**Task instructions**
Look for the word "correct" in the entries below, then copy every line that has it.
====== Dataset excerpts
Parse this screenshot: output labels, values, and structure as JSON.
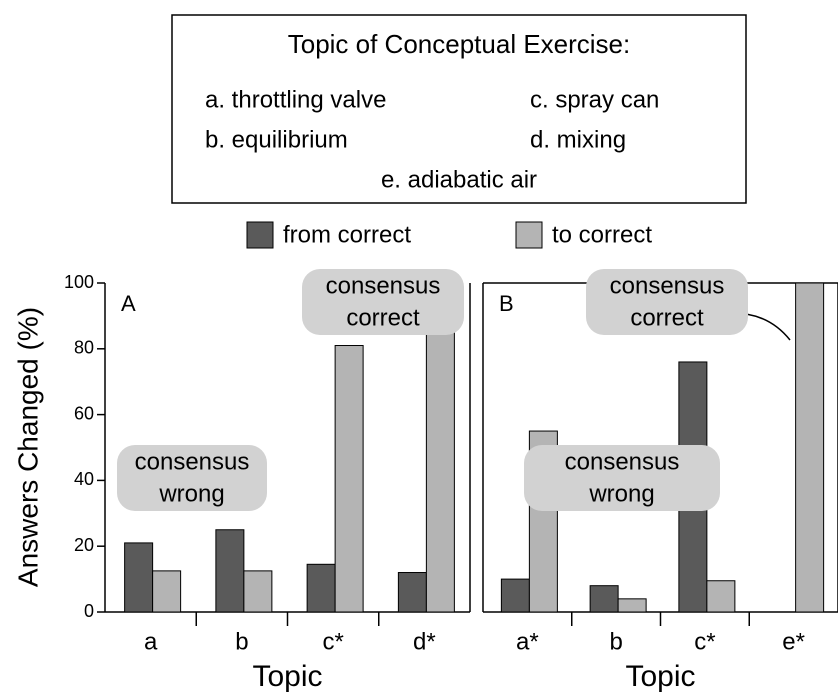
{
  "header": {
    "title": "Topic of Conceptual Exercise:",
    "topics": [
      "a. throttling valve",
      "b. equilibrium",
      "c. spray can",
      "d. mixing",
      "e. adiabatic air"
    ]
  },
  "chart_data": [
    {
      "type": "bar",
      "panel": "A",
      "y_label": "Answers Changed (%)",
      "x_label": "Topic",
      "categories": [
        "a",
        "b",
        "c*",
        "d*"
      ],
      "series": [
        {
          "name": "from correct",
          "color": "#5a5a5a",
          "values": [
            21,
            25,
            14.5,
            12
          ]
        },
        {
          "name": "to correct",
          "color": "#b4b4b4",
          "values": [
            12.5,
            12.5,
            81,
            88
          ]
        }
      ],
      "ylim": [
        0,
        100
      ],
      "yticks": [
        0,
        20,
        40,
        60,
        80,
        100
      ],
      "annotations": [
        [
          "consensus",
          "wrong"
        ],
        [
          "consensus",
          "correct"
        ]
      ]
    },
    {
      "type": "bar",
      "panel": "B",
      "x_label": "Topic",
      "categories": [
        "a*",
        "b",
        "c*",
        "e*"
      ],
      "series": [
        {
          "color": "#5a5a5a",
          "values": [
            10,
            8,
            76,
            0
          ]
        },
        {
          "color": "#b4b4b4",
          "values": [
            55,
            4,
            9.5,
            100
          ]
        }
      ],
      "ylim": [
        0,
        100
      ],
      "annotations": [
        [
          "consensus",
          "wrong"
        ],
        [
          "consensus",
          "correct"
        ]
      ]
    }
  ]
}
============
**Output**
          "name": "from correct",
          "name": "to correct",
          "correct"
          "correct"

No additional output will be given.